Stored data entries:
'''
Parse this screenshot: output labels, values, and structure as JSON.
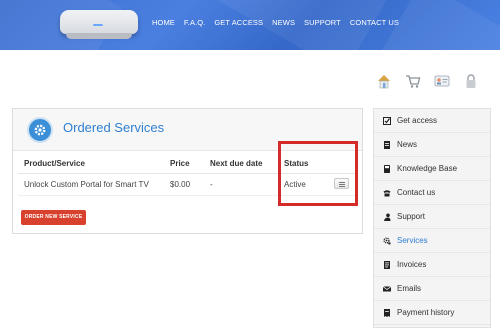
{
  "header": {
    "nav": [
      "HOME",
      "F.A.Q.",
      "GET ACCESS",
      "NEWS",
      "SUPPORT",
      "CONTACT US"
    ]
  },
  "top_icons": [
    "home-icon",
    "cart-icon",
    "contact-card-icon",
    "lock-icon"
  ],
  "panel": {
    "title": "Ordered Services",
    "columns": [
      "Product/Service",
      "Price",
      "Next due date",
      "Status"
    ],
    "rows": [
      {
        "product": "Unlock Custom Portal for Smart TV",
        "price": "$0.00",
        "due": "-",
        "status": "Active"
      }
    ],
    "order_button": "ORDER NEW SERVICE"
  },
  "sidebar": {
    "items": [
      {
        "label": "Get access",
        "icon": "checkbox-icon"
      },
      {
        "label": "News",
        "icon": "document-icon"
      },
      {
        "label": "Knowledge Base",
        "icon": "book-icon"
      },
      {
        "label": "Contact us",
        "icon": "phone-icon"
      },
      {
        "label": "Support",
        "icon": "person-icon"
      },
      {
        "label": "Services",
        "icon": "gear-icon",
        "active": true
      },
      {
        "label": "Invoices",
        "icon": "invoice-icon"
      },
      {
        "label": "Emails",
        "icon": "envelope-icon"
      },
      {
        "label": "Payment history",
        "icon": "receipt-icon"
      }
    ]
  },
  "colors": {
    "header": "#3d6fd0",
    "accent": "#2f7fd0",
    "order_button": "#d9412f",
    "highlight": "#d42a2a"
  }
}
'''
Find how many lines of the material carry the string "Services". Only the number should be in the answer.

ANSWER FOR THE TASK:
2